# Short problem 1
According to the text on education in Guernsey, what share of 16-year-olds stay in education after 16?
# Short problem 2
Say whether each statement agrees with the text on education in Guernsey. Answer yes or no, and quote the words from the text that settle it.
(a) Education is free for all students up to the age of 18.
(b) The States run two grammar schools.
(c) GCSEs have been graded 9-1 since 2017.
# Short problem 3
Translate this sentence from the text on education in Guernsey into Spanish: "After graduating from Sixth Form, many students will study off-island, typically in England, at a Higher Education institution or on-island at the Guernsey Institute."

# Document section
....

Education in the Bailiwick of Guernsey is the combined education systems of Guernsey, Alderney and Sark. In Guernsey, it is overseen by the Education Section of the Committee for Education, Sport and Culture, part of the States of Guernsey. The States manage a number of island schools, including three comprehensive secondary schools and one grammar school, as well as the island's higher education facility, the Guernsey Institute. There are also a number of private schools on the island.

Students at States-maintained schools must attend primary school from Reception to Year 6 (ages 4 to 11; Early Years Foundation, Key Stage 1 and Key Stage 2) and secondary school from Year 7 to 11 (ages 11 to 16; Key Stage 3 and Key Stage 4). At the end of Year 11. students typically take General Certificate of Secondary Education (GCSE) exams or other Level 1 or Level 2 qualifications. For students who do not pursue academic qualifications until the end of Year 13, these qualifications are roughly equivalent to the completion of high school in many other countries.

Education is compulsory from the age of 5 to the age of 16, however students may take A-levels at one of the Sixth Form facilities on the island or take other Level 3 qualifications at the only FE college on the island. 87% of 16-year olds will stay in Education post-16. Education is free for all students up to the age of 18. After graduating from Sixth Form, many students will study off-island, typically in England, at a Higher Education institution or on-island at the Guernsey Institute.

The education system is roughly similar to that used in England, with GCSEs graded 9-1 since 2017. National school examinations and vocational education qualifications are the same as those issued by the UK Ofqual and follow the Regulated Qualifications Framework used in the UK.

Reform 
Following a vote in the States, the decision was made to merge the present secondary schools into one schools, but across two sites, to be called Lisia School, with the campuses called Victor Hugo College and Saumarez College. The plans were backed with a £157 million investment from the States of Guernsey in 2019.

....

# Available data

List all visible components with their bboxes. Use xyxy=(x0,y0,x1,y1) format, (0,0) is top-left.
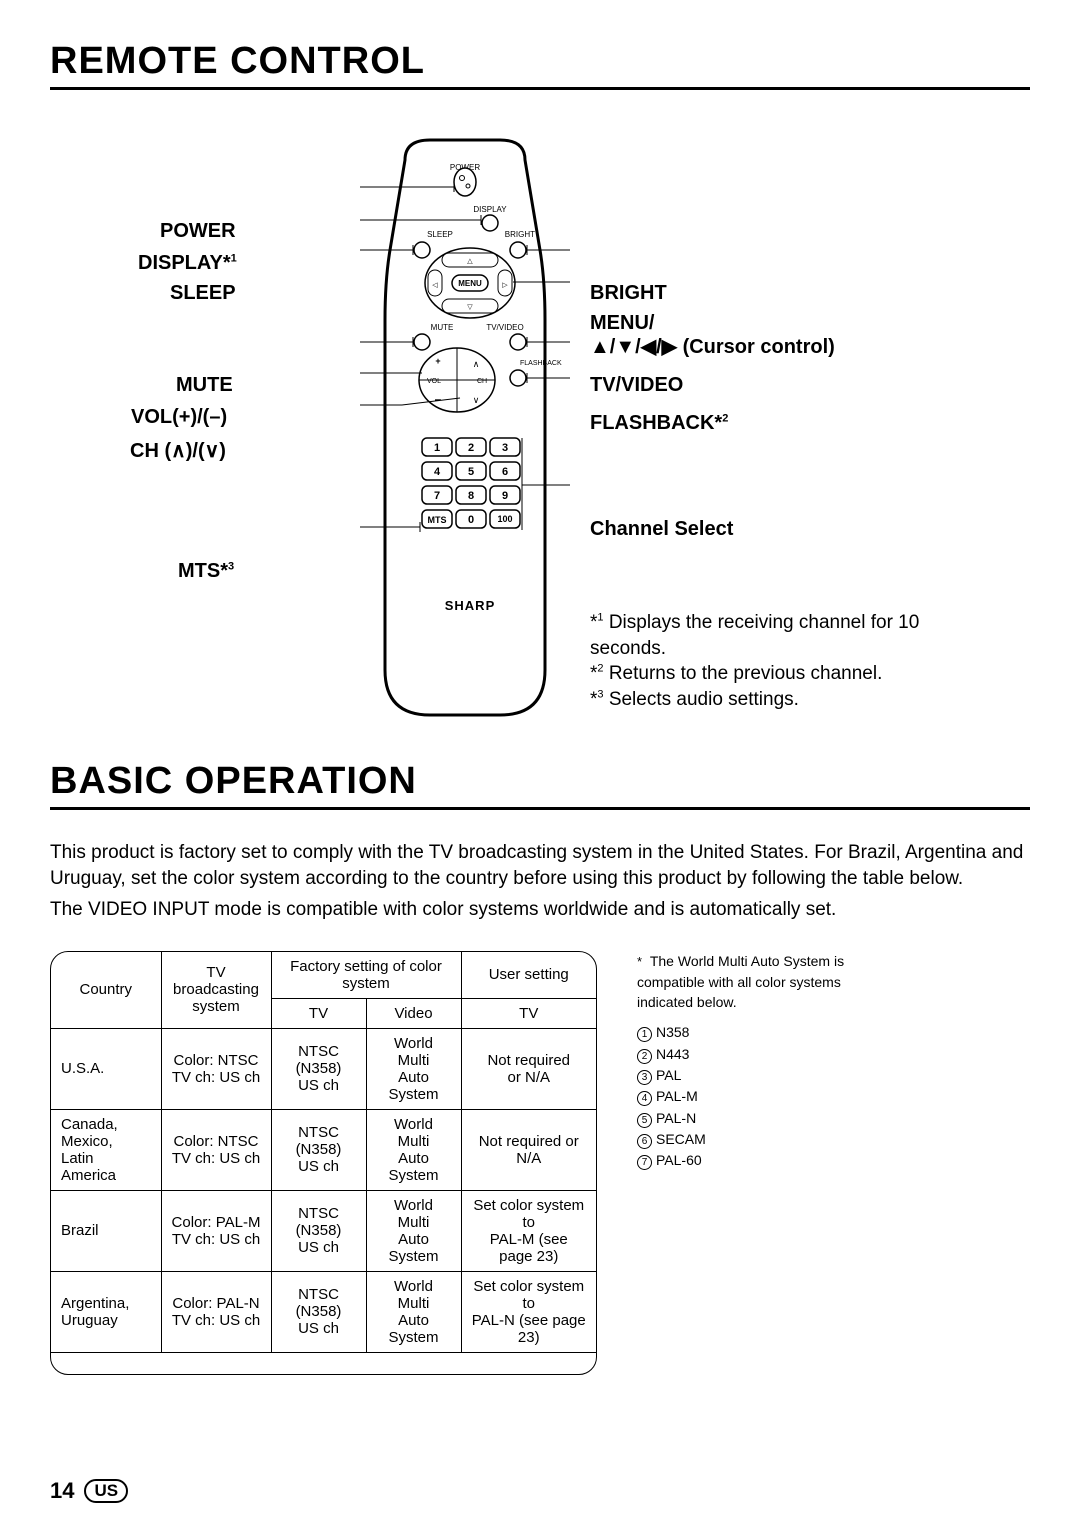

....

# Task output 1
87%

# Task output 2
(a) Yes: "Education is free for all students up to the age of 18."
(b) No: "three comprehensive secondary schools and one grammar school"
(c) Yes: "with GCSEs graded 9-1 since 2017"

# Task output 3
Tras terminar el Sixth Form, muchos estudiantes estudiarán fuera de la isla, normalmente en Inglaterra, en una institución de educación superior, o en la isla, en el Guernsey Institute.